◆ DATA ENTRIES:
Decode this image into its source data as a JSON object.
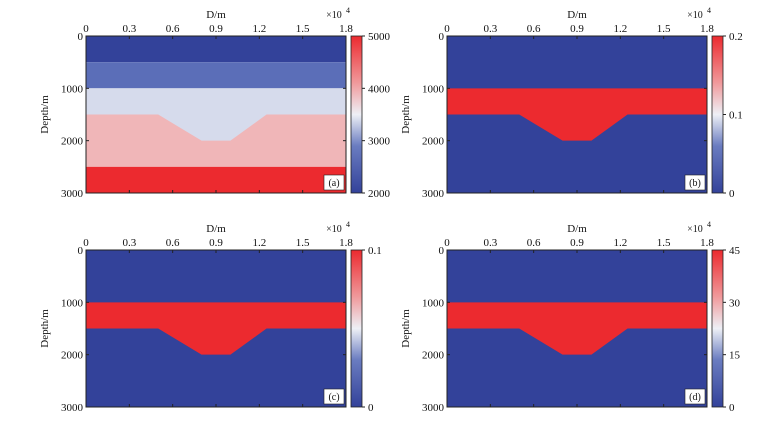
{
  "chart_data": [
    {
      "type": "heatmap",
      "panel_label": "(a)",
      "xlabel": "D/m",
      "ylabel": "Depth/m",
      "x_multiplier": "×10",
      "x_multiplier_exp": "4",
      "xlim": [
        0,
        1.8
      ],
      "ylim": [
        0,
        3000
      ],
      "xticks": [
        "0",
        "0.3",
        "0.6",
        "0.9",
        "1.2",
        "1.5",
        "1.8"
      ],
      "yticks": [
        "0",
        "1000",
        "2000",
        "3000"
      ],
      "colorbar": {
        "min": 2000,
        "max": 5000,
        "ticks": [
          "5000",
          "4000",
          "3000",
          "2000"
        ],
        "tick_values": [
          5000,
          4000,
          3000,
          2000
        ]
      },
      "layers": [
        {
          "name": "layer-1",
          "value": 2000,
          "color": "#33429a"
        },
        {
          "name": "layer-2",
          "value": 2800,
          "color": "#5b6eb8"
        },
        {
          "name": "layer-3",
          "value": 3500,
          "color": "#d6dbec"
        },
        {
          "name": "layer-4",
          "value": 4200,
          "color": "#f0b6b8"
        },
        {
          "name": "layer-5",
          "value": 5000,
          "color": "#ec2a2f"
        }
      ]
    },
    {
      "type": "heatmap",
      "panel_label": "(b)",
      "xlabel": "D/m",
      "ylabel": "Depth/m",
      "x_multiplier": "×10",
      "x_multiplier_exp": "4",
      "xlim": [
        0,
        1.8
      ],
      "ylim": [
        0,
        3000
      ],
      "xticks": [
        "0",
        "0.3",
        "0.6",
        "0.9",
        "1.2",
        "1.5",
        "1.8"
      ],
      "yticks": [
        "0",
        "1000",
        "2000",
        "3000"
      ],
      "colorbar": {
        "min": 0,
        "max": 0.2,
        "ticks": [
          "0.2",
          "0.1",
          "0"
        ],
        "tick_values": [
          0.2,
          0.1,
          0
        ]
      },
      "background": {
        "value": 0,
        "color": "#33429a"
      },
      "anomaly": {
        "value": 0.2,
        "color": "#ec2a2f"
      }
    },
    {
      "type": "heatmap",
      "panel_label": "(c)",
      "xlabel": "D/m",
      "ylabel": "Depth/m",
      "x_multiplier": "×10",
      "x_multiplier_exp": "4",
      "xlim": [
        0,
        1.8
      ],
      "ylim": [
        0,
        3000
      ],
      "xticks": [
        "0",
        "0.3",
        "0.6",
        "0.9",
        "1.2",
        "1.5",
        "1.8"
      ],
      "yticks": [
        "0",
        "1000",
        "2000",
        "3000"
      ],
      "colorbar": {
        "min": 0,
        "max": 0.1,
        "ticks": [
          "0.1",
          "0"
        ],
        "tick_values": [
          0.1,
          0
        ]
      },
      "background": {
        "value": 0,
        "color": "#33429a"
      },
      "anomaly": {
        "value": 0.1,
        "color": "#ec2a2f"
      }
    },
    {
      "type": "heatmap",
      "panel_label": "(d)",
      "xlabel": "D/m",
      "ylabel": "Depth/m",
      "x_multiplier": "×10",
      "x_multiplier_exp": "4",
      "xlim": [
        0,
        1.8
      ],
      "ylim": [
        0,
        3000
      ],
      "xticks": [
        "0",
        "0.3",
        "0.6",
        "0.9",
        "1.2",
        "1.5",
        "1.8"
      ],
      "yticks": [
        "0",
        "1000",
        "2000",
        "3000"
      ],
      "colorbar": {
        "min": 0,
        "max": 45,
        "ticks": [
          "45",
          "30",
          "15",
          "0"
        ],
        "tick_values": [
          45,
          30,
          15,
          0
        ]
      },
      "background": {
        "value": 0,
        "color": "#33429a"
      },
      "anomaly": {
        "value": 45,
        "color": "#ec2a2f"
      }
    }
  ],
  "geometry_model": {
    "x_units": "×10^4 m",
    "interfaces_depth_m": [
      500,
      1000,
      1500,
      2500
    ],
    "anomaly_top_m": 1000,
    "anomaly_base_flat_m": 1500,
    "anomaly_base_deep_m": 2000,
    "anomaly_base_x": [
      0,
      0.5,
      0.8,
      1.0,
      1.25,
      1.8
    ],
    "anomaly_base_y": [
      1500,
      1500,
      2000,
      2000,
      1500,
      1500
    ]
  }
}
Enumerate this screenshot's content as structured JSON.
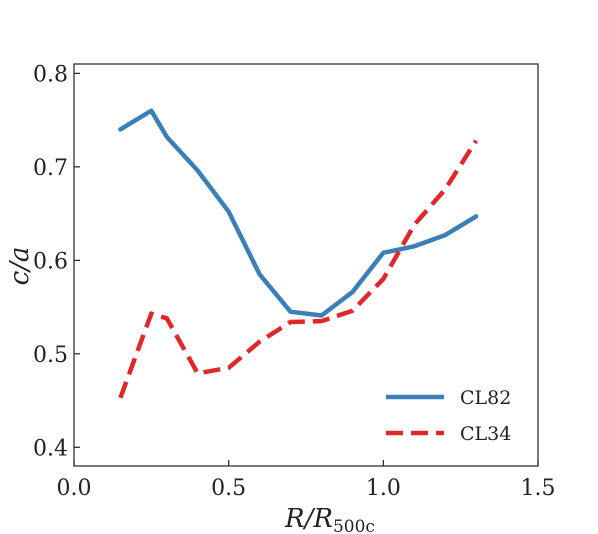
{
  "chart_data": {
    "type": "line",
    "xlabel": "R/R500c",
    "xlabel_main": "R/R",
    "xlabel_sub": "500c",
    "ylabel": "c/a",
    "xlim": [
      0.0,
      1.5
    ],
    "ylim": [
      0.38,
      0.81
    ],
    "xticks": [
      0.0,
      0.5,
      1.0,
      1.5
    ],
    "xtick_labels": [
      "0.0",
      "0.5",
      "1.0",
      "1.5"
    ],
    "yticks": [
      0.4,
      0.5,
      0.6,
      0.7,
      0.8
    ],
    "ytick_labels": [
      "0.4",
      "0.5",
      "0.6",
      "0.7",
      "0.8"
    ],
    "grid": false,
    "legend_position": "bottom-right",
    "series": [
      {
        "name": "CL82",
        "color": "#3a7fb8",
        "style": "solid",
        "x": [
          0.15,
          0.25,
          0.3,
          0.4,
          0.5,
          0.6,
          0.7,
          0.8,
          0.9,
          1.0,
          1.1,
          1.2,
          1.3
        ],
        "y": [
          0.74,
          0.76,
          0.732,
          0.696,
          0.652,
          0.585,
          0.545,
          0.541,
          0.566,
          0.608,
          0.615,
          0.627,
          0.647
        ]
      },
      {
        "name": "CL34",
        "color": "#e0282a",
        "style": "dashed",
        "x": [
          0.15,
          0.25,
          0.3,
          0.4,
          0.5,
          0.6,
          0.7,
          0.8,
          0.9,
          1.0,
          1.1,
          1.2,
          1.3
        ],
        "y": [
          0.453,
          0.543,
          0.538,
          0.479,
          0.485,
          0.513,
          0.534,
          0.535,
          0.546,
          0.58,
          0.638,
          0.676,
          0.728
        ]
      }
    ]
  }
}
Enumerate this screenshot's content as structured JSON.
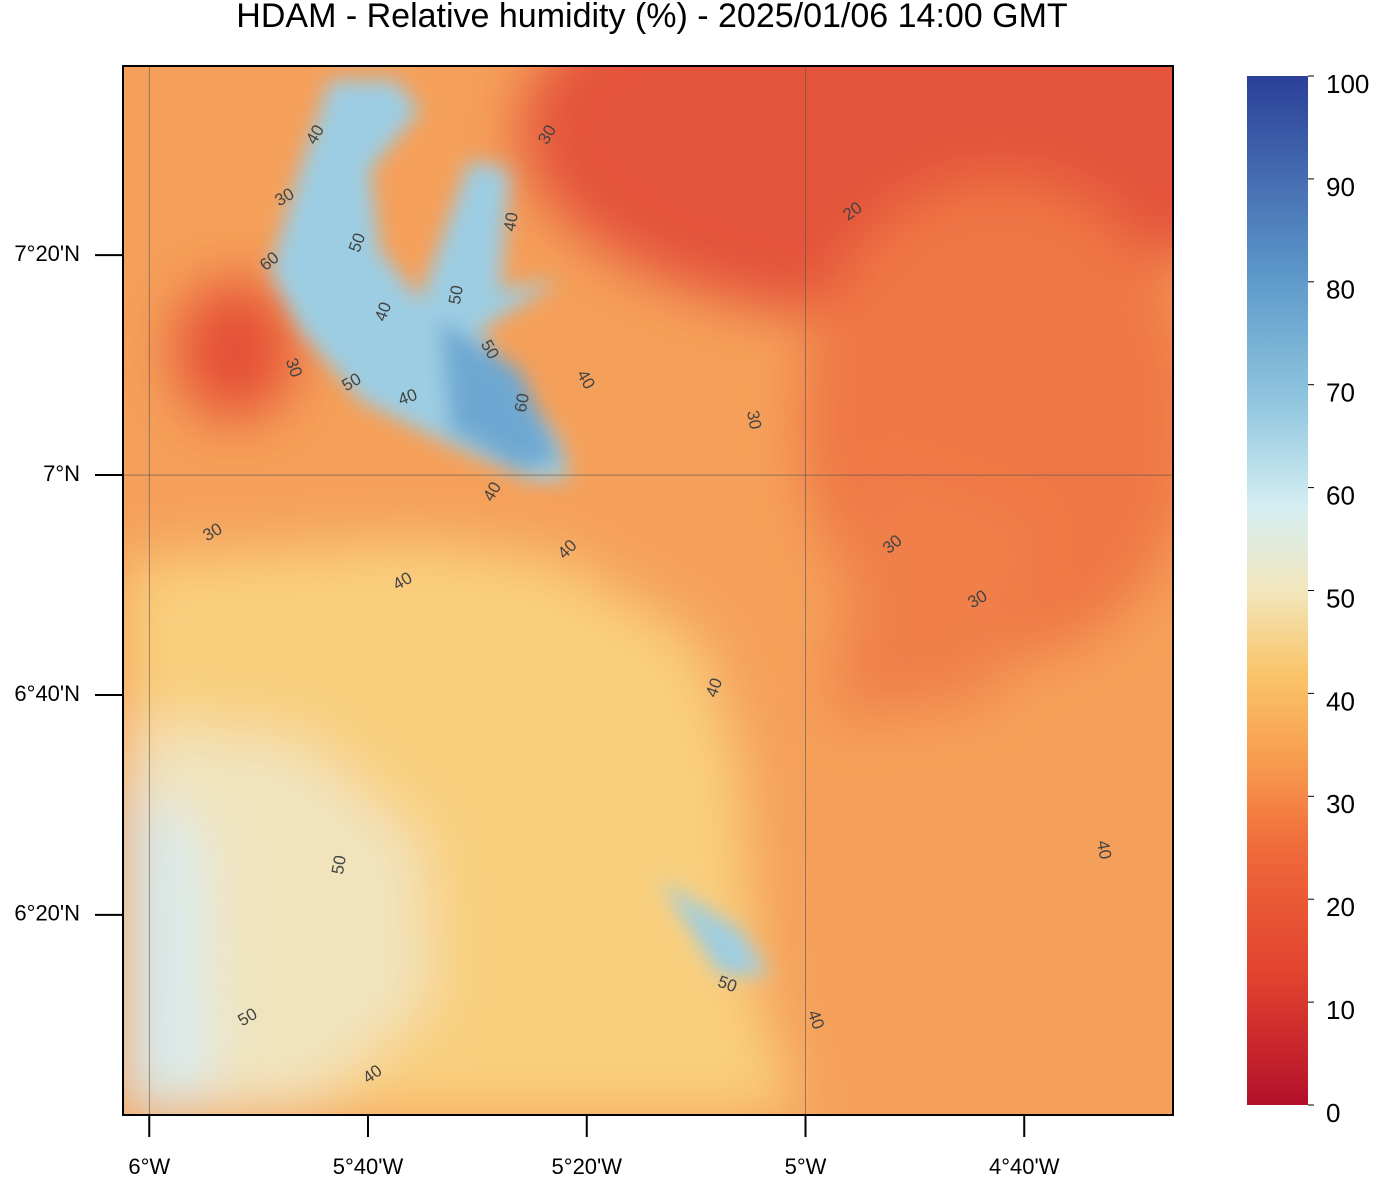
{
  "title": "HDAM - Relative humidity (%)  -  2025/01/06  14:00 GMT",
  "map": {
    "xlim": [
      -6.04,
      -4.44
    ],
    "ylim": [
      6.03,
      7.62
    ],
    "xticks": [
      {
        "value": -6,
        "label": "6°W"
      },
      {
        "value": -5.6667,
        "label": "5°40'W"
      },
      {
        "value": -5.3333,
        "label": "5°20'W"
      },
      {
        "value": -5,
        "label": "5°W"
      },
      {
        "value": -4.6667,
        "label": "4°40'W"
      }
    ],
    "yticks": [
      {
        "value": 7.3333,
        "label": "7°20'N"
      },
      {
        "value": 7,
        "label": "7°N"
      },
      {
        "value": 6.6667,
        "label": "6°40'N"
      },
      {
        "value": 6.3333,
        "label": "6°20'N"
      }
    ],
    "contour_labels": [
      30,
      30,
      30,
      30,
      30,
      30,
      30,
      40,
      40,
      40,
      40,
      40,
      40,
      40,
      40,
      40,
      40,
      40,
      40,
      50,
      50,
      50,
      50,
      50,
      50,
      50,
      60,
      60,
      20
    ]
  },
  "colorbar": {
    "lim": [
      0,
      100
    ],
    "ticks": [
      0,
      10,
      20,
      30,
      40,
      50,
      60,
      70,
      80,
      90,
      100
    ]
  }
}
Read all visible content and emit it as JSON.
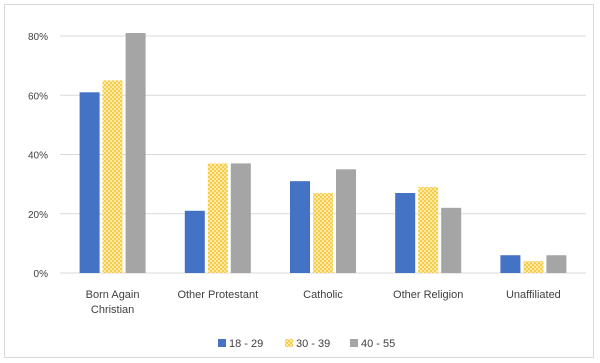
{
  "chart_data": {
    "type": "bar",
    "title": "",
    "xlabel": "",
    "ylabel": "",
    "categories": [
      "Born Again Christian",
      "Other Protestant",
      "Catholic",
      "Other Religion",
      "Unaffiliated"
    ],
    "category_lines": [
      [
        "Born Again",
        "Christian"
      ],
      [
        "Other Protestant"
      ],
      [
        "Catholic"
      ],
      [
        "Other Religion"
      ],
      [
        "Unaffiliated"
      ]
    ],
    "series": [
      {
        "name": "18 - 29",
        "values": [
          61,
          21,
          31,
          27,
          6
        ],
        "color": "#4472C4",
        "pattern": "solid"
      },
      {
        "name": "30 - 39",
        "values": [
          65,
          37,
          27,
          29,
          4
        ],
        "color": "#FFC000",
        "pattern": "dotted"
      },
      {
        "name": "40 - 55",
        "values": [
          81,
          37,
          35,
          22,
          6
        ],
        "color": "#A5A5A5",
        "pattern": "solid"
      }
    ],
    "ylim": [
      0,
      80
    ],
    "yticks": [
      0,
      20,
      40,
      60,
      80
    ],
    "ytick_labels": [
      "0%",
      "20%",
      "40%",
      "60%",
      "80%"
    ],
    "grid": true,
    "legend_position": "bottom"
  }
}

◆ YOUR INSTRUCTIONS: Select and copy every line of the listing with the word "JSON".

◆ THE COMPLETED TASK:
Decode this image into its source data as a JSON object.
Enumerate this screenshot's content as structured JSON.
Enumerate this screenshot's content as structured JSON.
Read all visible content and emit it as JSON.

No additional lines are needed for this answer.